Figure record listings:
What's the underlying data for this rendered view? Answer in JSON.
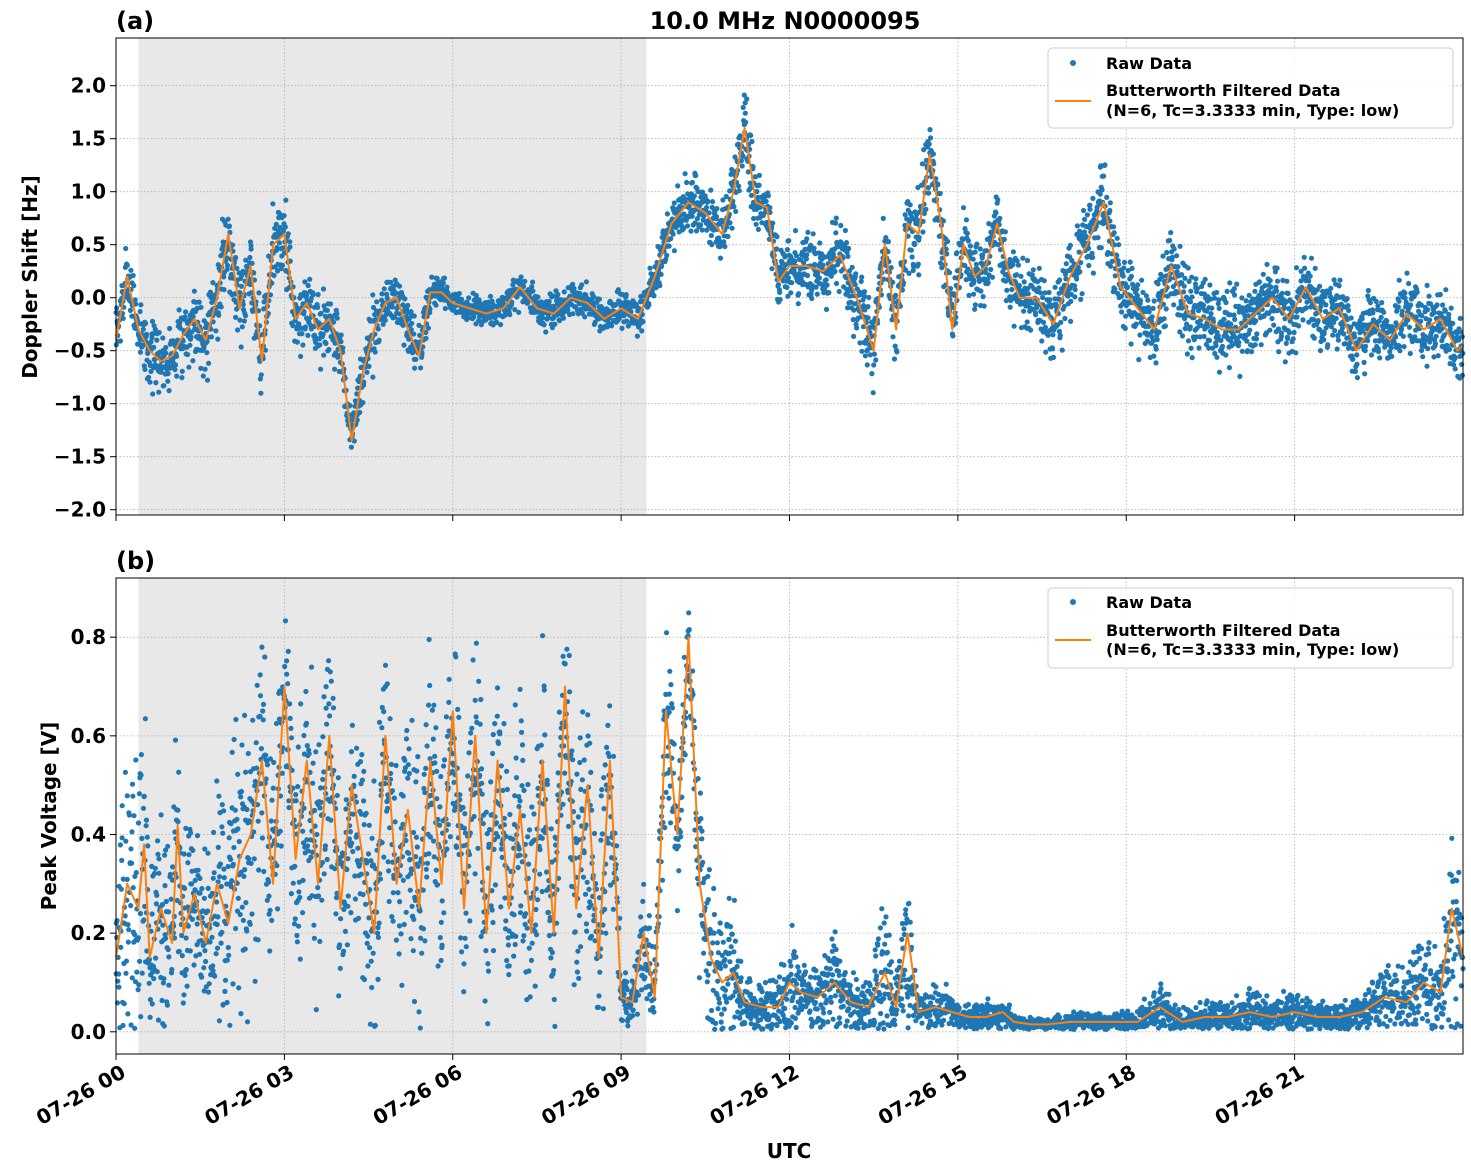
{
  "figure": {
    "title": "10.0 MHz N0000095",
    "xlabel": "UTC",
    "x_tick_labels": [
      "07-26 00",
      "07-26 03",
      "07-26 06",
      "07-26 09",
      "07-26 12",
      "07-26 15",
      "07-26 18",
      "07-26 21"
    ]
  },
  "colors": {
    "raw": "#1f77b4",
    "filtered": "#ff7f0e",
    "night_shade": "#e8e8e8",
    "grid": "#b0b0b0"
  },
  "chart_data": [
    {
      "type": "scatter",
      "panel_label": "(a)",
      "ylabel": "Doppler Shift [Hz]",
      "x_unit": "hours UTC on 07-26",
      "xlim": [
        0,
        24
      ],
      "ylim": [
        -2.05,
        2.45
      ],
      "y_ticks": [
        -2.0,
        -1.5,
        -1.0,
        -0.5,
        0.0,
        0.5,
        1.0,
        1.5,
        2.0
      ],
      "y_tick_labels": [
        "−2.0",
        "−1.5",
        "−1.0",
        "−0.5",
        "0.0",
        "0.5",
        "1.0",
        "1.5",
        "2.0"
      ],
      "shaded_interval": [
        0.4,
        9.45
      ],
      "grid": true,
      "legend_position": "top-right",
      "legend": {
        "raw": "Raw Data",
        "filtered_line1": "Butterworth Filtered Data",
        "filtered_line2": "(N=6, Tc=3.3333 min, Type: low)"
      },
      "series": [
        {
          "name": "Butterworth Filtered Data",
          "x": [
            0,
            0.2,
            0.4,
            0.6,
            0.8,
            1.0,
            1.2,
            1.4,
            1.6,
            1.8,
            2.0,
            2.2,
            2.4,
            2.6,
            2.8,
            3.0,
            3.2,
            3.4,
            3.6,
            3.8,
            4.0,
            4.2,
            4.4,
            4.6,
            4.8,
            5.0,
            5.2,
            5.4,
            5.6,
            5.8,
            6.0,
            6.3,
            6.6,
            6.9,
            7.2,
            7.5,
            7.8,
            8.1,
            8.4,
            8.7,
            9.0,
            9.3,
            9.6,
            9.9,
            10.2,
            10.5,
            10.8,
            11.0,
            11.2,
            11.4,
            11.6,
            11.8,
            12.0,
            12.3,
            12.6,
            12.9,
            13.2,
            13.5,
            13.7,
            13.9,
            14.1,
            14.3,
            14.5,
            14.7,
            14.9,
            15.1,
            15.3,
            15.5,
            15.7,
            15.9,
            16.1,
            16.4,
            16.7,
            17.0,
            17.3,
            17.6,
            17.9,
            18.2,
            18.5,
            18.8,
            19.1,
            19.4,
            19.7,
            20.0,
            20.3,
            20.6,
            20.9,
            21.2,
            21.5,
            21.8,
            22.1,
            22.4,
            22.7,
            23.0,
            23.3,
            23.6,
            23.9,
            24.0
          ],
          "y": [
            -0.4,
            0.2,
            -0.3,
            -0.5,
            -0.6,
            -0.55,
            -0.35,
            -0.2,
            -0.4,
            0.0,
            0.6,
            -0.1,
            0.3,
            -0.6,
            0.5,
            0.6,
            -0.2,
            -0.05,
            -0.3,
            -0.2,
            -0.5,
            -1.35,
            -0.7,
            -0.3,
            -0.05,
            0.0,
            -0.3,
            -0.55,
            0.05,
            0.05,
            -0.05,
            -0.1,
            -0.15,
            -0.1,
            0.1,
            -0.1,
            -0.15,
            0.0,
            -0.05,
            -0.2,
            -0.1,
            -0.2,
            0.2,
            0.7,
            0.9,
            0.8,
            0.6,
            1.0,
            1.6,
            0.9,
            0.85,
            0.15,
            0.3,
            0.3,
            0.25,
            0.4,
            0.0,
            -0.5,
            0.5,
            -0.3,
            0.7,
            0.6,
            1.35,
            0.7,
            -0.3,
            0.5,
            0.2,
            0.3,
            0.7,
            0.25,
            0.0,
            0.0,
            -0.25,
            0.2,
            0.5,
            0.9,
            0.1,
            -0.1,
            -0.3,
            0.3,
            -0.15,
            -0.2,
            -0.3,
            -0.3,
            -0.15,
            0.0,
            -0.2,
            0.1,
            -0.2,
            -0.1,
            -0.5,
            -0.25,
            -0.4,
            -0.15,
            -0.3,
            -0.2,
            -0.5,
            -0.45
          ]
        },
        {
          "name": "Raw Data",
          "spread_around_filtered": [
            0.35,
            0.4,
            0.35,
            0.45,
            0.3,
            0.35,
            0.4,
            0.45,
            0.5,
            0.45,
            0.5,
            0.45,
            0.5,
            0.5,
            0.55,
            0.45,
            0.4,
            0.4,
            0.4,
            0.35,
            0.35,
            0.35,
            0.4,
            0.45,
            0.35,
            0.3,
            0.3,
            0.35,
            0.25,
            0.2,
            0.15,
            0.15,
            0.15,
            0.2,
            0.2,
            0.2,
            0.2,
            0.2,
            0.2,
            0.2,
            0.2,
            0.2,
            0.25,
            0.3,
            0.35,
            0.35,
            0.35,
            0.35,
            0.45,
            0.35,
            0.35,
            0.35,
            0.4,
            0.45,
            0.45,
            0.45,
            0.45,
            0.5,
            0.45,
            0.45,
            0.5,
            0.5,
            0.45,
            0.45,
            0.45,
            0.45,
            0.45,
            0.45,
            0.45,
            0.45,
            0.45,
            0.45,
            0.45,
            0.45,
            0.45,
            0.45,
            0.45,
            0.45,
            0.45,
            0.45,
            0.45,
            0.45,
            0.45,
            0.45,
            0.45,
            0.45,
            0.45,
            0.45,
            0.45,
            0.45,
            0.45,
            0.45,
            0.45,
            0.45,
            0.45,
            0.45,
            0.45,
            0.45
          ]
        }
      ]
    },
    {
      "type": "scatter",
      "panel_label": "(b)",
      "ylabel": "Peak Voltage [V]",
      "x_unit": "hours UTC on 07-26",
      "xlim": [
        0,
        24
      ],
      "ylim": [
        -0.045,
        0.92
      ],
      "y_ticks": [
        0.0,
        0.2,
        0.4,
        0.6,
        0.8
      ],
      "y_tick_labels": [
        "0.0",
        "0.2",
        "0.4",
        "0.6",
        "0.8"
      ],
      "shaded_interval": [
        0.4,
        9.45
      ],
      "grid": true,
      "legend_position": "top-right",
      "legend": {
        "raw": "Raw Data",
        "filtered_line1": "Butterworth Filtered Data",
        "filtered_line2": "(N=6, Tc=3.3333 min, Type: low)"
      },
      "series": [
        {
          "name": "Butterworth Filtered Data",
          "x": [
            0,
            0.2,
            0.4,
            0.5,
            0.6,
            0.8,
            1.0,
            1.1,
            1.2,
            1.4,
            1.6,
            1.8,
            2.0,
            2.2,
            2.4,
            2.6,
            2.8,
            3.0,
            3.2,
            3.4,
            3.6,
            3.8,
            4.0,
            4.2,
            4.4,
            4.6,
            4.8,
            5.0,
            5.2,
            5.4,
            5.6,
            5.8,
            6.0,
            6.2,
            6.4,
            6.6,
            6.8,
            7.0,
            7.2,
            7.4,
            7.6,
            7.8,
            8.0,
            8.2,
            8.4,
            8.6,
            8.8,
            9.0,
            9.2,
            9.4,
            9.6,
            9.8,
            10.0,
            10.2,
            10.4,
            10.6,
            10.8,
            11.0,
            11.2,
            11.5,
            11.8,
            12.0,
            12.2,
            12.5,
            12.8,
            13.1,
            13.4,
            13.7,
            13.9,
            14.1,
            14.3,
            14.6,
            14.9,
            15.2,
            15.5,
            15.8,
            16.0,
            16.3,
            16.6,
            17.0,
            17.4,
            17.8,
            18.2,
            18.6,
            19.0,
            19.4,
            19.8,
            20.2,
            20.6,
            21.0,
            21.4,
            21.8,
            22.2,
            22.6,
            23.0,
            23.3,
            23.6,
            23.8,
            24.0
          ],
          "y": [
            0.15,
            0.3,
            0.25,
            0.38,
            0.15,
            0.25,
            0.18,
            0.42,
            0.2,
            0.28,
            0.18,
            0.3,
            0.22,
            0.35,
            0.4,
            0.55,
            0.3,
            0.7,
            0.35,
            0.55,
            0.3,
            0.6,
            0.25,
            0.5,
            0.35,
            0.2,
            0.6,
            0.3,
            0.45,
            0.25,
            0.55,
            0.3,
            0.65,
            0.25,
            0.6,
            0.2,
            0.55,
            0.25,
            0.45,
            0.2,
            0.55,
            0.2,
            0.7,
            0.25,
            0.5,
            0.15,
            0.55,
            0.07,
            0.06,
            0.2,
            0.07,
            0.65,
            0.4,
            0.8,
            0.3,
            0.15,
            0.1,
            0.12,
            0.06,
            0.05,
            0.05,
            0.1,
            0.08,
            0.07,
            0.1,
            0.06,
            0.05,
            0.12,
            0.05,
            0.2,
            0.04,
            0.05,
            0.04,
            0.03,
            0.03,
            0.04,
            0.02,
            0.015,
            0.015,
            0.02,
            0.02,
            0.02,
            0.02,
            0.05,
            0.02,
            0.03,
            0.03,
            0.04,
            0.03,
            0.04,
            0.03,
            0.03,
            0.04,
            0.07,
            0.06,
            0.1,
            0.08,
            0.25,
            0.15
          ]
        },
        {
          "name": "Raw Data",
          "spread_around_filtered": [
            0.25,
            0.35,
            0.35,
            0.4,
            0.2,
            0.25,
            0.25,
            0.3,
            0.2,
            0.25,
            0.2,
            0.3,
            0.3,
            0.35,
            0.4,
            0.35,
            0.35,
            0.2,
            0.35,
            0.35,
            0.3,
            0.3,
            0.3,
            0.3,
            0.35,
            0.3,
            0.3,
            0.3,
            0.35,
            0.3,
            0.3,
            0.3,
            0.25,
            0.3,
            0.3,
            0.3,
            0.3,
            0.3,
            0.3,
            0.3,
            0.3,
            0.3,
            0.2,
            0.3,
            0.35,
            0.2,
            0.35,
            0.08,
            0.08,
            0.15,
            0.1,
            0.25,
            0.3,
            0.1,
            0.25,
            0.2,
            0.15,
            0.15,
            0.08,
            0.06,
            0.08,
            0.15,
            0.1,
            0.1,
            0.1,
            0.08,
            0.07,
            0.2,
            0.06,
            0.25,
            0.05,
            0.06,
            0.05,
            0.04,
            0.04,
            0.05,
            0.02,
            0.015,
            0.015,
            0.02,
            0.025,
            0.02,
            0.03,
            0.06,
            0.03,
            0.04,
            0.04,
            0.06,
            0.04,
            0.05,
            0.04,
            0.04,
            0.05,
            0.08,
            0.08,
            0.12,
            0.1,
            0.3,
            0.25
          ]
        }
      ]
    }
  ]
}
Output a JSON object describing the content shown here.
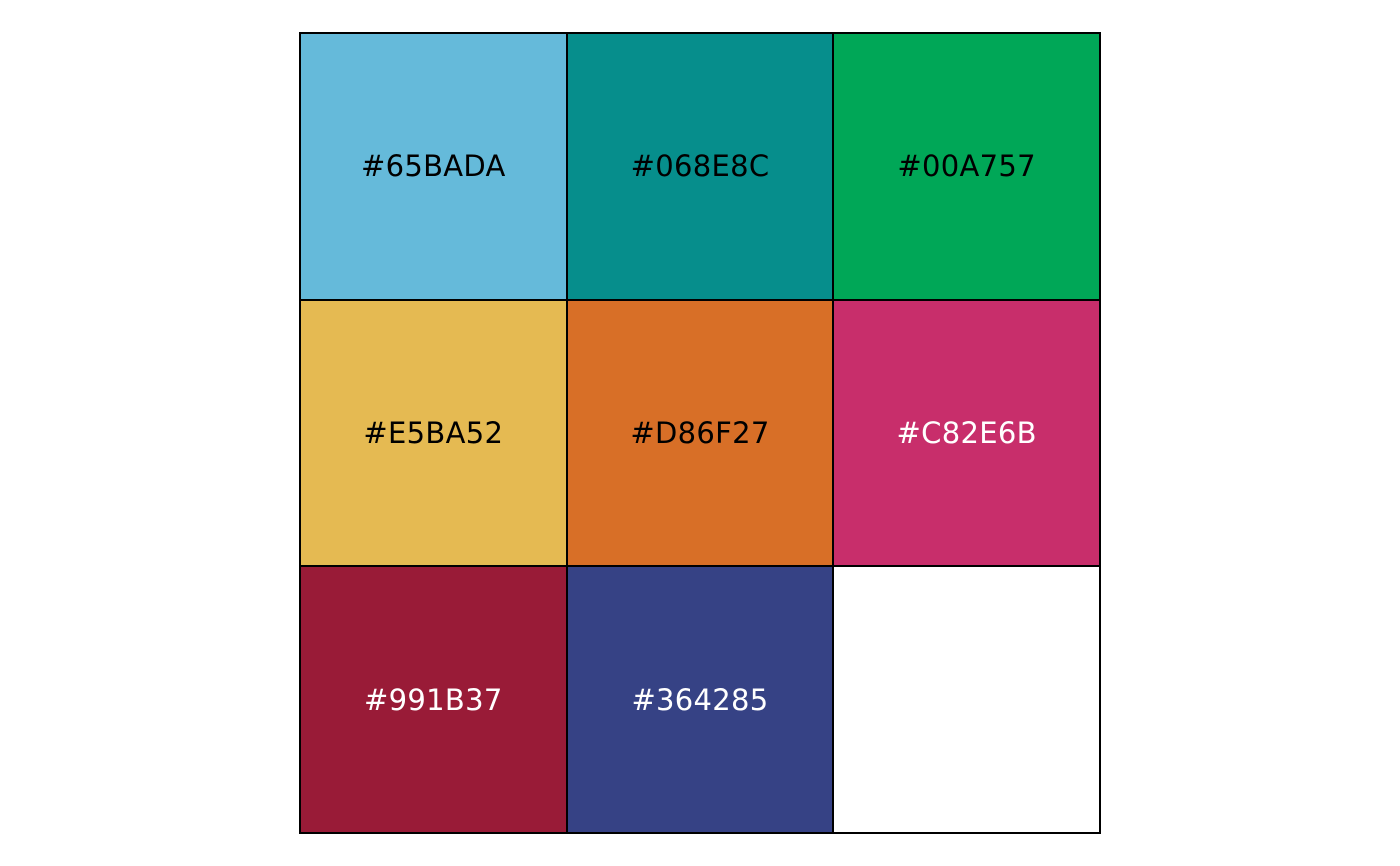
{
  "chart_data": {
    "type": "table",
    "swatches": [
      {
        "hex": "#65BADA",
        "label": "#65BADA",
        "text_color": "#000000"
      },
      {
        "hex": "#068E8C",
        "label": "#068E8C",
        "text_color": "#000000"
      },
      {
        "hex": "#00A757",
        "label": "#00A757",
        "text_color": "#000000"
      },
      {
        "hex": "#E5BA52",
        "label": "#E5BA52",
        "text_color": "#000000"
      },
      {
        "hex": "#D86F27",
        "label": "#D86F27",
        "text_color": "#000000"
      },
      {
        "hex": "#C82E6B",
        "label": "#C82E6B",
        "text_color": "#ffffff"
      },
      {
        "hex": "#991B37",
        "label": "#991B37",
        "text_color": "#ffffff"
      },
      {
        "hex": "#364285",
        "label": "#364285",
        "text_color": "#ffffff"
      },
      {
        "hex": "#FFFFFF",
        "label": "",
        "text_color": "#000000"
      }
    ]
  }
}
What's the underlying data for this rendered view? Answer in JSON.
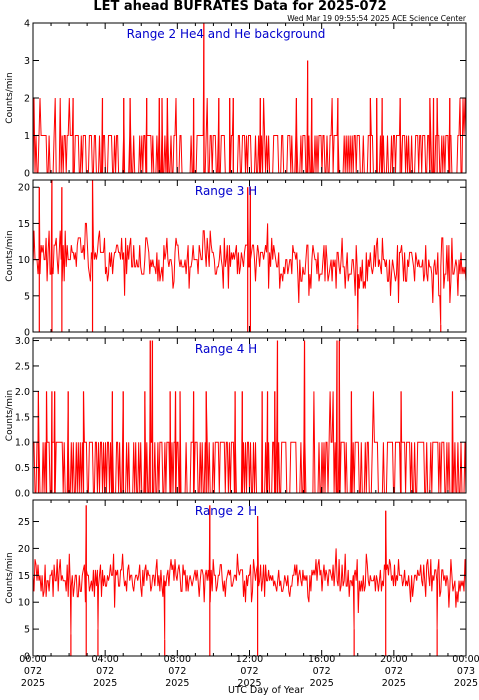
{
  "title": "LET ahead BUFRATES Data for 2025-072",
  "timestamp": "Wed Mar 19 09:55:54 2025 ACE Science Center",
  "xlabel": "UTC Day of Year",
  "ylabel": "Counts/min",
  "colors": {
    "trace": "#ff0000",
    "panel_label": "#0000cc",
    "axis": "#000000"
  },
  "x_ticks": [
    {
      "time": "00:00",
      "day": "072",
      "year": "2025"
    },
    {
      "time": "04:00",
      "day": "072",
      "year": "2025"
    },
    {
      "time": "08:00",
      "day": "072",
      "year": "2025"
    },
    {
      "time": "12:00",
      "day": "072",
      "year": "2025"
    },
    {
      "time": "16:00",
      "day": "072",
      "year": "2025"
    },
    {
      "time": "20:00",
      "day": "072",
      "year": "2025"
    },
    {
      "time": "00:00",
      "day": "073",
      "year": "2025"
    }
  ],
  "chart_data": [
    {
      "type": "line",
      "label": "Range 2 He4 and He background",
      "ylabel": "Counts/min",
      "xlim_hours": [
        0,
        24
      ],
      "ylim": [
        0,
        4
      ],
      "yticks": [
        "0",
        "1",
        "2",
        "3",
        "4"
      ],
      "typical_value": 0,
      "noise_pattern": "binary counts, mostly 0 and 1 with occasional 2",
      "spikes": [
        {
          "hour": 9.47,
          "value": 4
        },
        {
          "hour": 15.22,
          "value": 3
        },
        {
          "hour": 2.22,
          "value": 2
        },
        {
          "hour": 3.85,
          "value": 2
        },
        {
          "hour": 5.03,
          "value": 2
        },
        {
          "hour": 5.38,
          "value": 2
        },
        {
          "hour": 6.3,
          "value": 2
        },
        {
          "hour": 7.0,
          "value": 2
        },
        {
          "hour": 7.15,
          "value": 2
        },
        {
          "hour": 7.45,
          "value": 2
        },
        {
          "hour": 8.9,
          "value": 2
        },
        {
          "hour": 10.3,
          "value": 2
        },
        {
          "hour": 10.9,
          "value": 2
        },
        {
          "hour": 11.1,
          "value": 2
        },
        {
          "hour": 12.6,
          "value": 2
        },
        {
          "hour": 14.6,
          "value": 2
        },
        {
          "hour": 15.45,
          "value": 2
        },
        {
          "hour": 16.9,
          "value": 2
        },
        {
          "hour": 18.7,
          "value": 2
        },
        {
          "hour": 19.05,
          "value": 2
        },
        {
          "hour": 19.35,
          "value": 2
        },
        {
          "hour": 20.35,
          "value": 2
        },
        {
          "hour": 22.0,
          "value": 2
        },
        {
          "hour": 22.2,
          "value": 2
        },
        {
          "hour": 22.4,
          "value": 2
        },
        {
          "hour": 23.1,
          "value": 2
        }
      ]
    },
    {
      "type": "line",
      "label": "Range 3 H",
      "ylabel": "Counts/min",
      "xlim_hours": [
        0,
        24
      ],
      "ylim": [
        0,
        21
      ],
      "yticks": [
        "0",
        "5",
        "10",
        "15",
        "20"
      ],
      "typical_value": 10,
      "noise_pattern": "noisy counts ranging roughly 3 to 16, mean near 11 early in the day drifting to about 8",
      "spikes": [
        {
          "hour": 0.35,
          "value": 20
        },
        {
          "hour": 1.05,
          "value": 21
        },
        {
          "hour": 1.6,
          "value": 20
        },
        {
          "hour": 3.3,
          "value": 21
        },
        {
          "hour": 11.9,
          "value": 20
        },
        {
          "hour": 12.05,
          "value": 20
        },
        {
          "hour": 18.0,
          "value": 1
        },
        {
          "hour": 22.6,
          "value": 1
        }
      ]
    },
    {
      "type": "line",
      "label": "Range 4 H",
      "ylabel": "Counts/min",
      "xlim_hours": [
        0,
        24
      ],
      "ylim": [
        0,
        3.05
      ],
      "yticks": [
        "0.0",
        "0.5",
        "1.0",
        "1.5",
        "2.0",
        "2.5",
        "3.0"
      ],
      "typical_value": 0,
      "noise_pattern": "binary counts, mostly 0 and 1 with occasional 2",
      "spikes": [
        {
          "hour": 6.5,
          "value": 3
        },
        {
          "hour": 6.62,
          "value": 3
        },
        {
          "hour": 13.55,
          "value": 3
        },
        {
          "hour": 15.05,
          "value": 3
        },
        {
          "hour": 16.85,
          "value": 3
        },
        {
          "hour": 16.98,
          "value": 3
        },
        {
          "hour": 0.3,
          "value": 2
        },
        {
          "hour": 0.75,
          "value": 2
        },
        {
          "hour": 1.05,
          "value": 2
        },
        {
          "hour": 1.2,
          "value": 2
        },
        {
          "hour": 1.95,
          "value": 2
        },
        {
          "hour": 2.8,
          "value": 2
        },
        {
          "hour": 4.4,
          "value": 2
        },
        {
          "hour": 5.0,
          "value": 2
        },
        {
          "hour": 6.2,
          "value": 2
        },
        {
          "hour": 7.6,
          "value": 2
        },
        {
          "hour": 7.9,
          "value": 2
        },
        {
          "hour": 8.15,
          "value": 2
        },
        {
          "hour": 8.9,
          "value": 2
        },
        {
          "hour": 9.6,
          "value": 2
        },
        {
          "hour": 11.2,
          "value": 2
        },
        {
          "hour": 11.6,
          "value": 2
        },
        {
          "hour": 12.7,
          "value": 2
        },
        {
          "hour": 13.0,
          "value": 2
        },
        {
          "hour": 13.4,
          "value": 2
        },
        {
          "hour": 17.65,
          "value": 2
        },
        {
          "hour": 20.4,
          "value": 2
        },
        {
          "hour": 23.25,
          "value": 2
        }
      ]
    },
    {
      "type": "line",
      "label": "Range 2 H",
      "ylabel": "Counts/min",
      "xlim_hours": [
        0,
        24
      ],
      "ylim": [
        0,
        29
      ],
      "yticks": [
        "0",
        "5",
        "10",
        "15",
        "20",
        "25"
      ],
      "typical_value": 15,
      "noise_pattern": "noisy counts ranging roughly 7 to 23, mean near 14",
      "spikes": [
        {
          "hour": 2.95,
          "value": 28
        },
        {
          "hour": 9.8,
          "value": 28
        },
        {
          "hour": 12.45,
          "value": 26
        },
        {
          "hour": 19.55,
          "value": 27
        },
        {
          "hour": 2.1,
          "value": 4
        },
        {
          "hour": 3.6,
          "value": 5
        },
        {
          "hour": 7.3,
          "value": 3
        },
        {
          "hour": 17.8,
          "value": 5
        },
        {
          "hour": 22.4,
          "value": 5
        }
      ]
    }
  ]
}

*Task details*:
Gather up every line in the data above that contains the word "title", copying each one.

*Written answer*:
    "title": "10.0 MHz N0000095",
  "title": "LET ahead BUFRATES Data for 2025-072",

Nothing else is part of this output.